** Challenge **
Set the pictures aside and set down only the lines from the line holding "Enumerate this chart's" through the end of the entries below, ends included.

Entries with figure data
* * *
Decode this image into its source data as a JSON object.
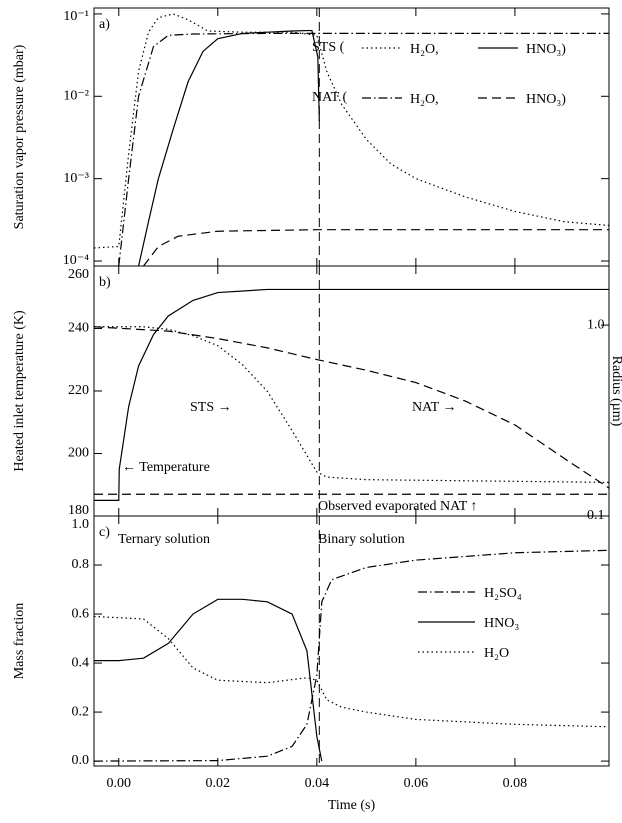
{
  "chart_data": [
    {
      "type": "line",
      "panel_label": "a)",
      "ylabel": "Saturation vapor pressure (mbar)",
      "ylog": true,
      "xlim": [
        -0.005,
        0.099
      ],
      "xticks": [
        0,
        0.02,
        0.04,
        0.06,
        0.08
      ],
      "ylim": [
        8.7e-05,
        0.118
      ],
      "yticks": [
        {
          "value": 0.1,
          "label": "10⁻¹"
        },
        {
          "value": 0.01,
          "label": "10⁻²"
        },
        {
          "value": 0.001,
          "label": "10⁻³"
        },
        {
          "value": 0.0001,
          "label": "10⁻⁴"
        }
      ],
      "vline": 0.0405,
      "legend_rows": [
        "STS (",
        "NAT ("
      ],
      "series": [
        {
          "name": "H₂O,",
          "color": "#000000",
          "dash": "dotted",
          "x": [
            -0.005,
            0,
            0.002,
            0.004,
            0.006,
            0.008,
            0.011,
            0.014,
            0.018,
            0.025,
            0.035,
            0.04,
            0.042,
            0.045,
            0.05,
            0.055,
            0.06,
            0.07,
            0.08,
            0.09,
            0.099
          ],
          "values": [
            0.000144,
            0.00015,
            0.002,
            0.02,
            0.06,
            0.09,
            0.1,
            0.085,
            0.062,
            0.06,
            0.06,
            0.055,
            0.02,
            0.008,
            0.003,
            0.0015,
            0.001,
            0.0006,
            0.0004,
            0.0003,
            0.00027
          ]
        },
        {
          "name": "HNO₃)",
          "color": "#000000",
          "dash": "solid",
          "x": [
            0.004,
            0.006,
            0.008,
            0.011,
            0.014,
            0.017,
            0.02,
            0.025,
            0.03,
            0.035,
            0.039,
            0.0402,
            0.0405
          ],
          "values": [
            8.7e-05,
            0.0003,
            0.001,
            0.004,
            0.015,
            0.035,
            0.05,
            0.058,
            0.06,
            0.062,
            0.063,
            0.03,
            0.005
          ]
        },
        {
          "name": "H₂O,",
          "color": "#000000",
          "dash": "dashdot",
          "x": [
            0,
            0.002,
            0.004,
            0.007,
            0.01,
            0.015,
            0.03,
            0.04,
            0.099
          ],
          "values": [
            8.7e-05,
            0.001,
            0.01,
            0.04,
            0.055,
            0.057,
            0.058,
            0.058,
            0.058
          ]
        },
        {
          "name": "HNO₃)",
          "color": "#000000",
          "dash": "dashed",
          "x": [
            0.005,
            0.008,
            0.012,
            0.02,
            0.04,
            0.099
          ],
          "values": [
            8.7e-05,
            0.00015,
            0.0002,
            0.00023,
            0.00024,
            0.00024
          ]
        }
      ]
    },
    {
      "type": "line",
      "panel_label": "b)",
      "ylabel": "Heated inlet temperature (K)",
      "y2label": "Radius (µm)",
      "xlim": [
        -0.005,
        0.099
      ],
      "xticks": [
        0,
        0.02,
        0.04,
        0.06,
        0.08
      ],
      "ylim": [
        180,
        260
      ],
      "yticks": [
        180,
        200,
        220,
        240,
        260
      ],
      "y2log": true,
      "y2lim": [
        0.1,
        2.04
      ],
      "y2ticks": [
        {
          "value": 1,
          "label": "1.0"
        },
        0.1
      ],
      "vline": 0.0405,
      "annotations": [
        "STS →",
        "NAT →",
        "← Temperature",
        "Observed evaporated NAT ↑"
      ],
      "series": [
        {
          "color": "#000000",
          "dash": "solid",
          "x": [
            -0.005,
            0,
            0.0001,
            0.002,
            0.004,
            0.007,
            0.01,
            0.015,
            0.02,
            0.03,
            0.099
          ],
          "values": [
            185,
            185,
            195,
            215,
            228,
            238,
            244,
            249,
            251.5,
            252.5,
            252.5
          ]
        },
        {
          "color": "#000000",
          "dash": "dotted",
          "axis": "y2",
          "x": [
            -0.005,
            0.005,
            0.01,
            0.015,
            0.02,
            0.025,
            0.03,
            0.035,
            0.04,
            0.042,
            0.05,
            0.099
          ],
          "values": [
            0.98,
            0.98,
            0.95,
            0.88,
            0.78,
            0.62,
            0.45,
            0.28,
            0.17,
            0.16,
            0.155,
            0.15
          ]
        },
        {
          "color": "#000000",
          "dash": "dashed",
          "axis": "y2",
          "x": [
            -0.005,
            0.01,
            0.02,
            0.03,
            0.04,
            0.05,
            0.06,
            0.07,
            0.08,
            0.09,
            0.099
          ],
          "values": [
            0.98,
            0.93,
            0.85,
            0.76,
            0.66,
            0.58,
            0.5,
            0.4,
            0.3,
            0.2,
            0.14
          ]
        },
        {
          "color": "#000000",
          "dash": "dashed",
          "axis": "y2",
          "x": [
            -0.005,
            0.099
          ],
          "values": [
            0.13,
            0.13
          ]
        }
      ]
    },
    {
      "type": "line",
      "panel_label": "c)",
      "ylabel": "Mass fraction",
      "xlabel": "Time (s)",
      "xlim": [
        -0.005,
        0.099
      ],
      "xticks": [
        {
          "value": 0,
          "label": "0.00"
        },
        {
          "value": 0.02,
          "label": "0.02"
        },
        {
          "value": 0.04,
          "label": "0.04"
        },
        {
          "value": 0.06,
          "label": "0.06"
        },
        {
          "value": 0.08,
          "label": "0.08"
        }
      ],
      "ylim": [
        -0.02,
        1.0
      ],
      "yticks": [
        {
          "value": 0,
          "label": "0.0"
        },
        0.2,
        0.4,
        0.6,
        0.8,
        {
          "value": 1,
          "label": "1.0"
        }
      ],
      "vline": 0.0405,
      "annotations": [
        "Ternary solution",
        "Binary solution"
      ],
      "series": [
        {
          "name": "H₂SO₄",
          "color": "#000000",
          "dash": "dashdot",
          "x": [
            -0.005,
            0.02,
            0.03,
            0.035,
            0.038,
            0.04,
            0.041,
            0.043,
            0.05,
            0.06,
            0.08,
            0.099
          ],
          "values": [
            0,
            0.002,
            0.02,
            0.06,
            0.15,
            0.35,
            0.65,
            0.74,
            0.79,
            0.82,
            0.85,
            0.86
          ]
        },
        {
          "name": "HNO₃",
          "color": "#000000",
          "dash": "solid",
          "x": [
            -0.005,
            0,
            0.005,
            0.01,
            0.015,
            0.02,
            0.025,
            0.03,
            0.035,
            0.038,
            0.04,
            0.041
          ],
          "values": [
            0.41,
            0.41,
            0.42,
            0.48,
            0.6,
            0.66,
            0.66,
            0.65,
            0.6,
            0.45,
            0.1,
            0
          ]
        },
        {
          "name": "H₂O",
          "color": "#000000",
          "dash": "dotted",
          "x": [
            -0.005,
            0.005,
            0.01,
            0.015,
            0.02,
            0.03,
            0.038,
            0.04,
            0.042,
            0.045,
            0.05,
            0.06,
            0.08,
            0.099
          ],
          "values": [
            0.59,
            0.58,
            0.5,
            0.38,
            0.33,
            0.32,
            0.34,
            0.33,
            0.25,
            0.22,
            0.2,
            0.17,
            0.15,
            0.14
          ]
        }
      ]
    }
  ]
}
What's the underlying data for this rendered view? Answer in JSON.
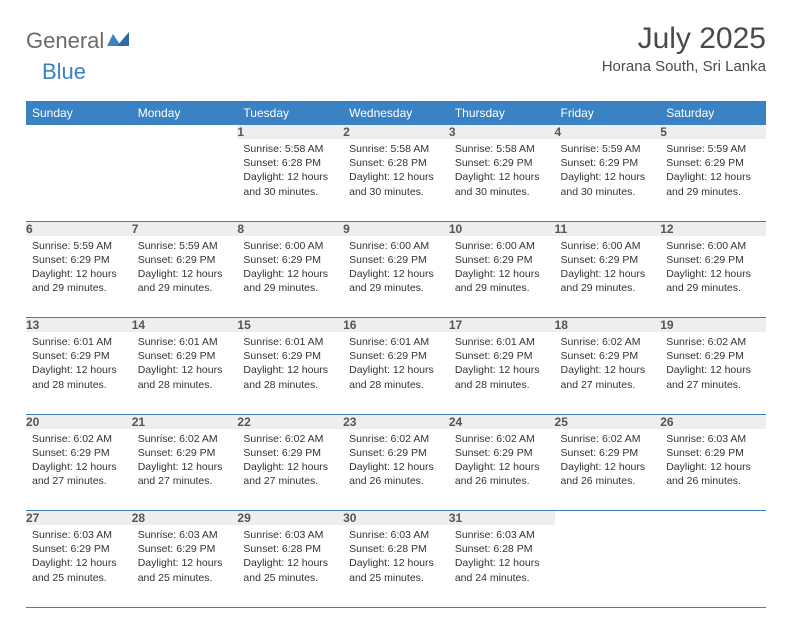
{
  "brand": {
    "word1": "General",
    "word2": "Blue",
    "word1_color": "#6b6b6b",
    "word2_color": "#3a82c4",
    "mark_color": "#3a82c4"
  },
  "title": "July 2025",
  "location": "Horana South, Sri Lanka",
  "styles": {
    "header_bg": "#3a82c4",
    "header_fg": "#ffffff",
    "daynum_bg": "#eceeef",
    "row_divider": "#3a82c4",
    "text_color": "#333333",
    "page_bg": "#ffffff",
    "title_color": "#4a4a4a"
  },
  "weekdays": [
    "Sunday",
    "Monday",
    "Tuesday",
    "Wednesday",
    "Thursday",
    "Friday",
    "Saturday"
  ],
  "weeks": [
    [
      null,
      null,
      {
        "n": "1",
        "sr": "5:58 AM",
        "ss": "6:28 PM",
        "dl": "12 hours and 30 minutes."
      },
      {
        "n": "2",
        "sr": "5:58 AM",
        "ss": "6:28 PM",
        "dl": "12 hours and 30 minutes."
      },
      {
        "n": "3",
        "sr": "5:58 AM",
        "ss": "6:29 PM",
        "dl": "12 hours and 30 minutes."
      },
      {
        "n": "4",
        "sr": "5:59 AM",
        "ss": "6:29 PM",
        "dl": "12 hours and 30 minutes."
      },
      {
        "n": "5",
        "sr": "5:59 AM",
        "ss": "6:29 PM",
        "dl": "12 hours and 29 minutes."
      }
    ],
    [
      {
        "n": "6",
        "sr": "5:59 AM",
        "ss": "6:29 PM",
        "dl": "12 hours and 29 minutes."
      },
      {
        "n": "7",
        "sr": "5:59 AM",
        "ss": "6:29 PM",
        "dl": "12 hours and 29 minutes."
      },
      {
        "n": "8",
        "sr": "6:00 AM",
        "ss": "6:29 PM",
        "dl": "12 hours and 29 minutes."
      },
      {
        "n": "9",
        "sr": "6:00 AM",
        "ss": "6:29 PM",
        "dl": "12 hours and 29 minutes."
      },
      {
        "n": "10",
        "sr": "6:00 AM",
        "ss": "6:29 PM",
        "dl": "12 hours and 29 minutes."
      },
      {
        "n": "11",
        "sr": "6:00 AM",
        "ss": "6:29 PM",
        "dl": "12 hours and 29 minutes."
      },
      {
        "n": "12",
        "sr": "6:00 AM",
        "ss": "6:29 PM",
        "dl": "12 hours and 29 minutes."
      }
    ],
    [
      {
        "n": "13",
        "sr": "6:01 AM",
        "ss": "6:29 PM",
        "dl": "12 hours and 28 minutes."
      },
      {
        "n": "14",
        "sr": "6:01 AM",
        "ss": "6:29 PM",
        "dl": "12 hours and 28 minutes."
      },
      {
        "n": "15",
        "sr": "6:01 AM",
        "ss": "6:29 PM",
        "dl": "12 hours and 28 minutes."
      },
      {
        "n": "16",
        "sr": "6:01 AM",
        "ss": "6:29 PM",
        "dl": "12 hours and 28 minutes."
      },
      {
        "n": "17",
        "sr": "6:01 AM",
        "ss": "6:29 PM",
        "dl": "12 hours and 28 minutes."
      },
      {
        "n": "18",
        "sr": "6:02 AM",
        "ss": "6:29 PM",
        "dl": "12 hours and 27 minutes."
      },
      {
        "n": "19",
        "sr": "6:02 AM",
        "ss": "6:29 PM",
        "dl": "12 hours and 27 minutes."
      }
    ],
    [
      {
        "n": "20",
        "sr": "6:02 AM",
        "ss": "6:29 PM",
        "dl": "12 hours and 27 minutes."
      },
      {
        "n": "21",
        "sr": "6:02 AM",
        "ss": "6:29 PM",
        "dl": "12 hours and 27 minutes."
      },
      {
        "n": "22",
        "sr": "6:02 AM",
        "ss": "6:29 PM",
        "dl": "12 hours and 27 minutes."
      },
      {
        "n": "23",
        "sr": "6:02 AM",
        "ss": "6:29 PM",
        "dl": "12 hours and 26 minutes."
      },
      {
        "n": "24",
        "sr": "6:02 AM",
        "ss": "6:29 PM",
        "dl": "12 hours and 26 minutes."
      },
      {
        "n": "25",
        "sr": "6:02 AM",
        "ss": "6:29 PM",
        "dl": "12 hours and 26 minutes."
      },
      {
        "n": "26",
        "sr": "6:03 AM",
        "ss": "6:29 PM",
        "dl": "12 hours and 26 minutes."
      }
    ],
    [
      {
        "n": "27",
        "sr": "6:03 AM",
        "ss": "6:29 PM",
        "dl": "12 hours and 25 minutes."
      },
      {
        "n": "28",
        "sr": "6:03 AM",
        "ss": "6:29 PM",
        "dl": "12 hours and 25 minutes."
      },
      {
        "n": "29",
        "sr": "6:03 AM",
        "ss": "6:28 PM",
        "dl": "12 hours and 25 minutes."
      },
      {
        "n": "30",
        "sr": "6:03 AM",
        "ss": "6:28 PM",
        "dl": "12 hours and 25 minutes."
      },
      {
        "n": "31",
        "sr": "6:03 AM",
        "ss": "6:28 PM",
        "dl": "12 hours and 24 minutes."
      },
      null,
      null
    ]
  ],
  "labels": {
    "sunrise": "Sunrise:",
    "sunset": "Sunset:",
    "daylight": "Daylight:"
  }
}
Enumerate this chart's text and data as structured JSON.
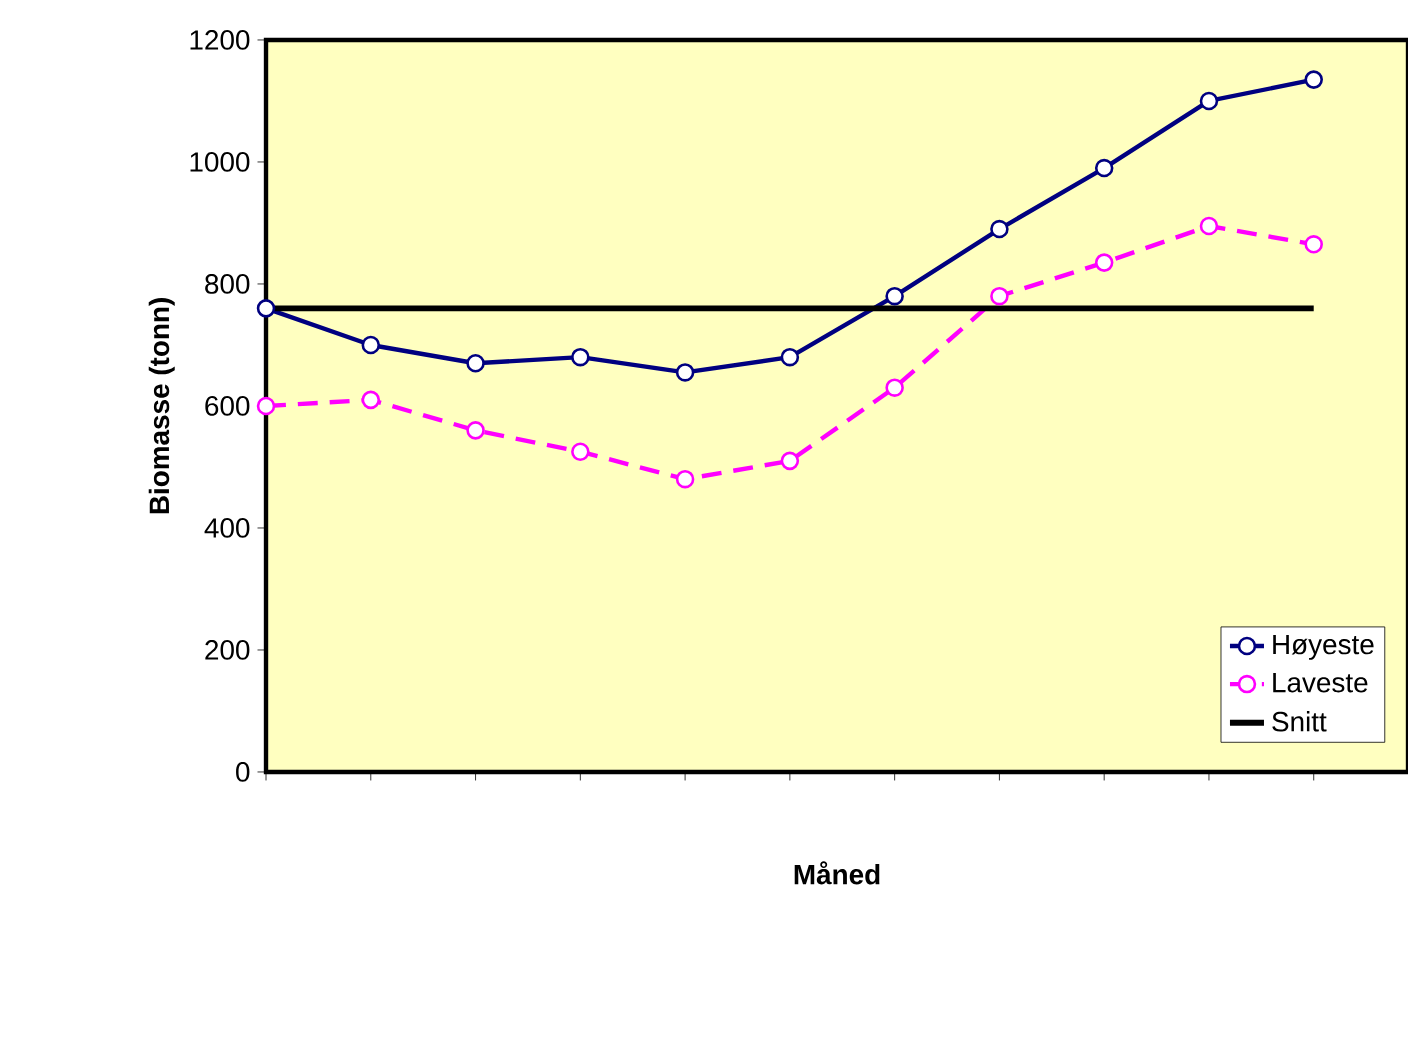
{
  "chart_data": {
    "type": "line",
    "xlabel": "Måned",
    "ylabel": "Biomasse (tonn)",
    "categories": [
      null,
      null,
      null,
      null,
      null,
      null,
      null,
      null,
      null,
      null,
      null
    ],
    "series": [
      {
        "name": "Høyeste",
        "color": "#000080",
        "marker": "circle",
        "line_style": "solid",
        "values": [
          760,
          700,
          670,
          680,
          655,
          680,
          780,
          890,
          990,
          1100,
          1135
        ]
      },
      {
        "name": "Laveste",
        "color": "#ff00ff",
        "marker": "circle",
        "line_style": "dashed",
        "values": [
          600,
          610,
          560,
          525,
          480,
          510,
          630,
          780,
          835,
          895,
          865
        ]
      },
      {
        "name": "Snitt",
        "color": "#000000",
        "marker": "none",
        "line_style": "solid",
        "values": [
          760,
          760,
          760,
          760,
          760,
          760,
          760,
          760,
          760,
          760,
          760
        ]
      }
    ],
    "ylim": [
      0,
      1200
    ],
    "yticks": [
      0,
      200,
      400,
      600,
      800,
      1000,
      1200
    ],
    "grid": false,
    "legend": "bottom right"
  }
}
* * *
** Complete response **
Enumerate this chart's text and data as structured JSON.
{
  "chart_data": {
    "type": "line",
    "xlabel": "Måned",
    "ylabel": "Biomasse (tonn)",
    "categories": [
      null,
      null,
      null,
      null,
      null,
      null,
      null,
      null,
      null,
      null,
      null
    ],
    "series": [
      {
        "name": "Høyeste",
        "color": "#000080",
        "marker": "circle",
        "line_style": "solid",
        "values": [
          760,
          700,
          670,
          680,
          655,
          680,
          780,
          890,
          990,
          1100,
          1135
        ]
      },
      {
        "name": "Laveste",
        "color": "#ff00ff",
        "marker": "circle",
        "line_style": "dashed",
        "values": [
          600,
          610,
          560,
          525,
          480,
          510,
          630,
          780,
          835,
          895,
          865
        ]
      },
      {
        "name": "Snitt",
        "color": "#000000",
        "marker": "none",
        "line_style": "solid",
        "values": [
          760,
          760,
          760,
          760,
          760,
          760,
          760,
          760,
          760,
          760,
          760
        ]
      }
    ],
    "ylim": [
      0,
      1200
    ],
    "yticks": [
      0,
      200,
      400,
      600,
      800,
      1000,
      1200
    ],
    "grid": false,
    "legend": "bottom right"
  }
}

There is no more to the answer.